Each line below should be quoted exactly, please.

Data to process
******

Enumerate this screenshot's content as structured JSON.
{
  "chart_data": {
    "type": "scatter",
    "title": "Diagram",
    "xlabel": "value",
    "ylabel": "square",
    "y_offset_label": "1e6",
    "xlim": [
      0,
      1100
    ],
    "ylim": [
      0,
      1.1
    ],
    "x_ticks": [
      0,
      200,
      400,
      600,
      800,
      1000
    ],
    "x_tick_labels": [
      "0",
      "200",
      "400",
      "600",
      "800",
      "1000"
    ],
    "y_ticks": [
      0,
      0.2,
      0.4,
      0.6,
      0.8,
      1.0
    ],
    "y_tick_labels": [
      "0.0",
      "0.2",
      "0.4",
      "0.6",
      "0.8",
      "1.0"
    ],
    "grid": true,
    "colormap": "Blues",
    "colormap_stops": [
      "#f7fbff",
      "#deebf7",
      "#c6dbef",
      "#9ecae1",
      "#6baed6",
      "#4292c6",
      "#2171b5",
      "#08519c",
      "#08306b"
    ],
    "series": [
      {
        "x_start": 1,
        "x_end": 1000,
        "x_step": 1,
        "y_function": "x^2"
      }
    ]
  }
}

******

Written answer
Enumerate this screenshot's content as structured JSON.
{
  "chart_data": {
    "type": "scatter",
    "title": "Diagram",
    "xlabel": "value",
    "ylabel": "square",
    "y_offset_label": "1e6",
    "xlim": [
      0,
      1100
    ],
    "ylim": [
      0,
      1.1
    ],
    "x_ticks": [
      0,
      200,
      400,
      600,
      800,
      1000
    ],
    "x_tick_labels": [
      "0",
      "200",
      "400",
      "600",
      "800",
      "1000"
    ],
    "y_ticks": [
      0,
      0.2,
      0.4,
      0.6,
      0.8,
      1.0
    ],
    "y_tick_labels": [
      "0.0",
      "0.2",
      "0.4",
      "0.6",
      "0.8",
      "1.0"
    ],
    "grid": true,
    "colormap": "Blues",
    "colormap_stops": [
      "#f7fbff",
      "#deebf7",
      "#c6dbef",
      "#9ecae1",
      "#6baed6",
      "#4292c6",
      "#2171b5",
      "#08519c",
      "#08306b"
    ],
    "series": [
      {
        "x_start": 1,
        "x_end": 1000,
        "x_step": 1,
        "y_function": "x^2"
      }
    ]
  }
}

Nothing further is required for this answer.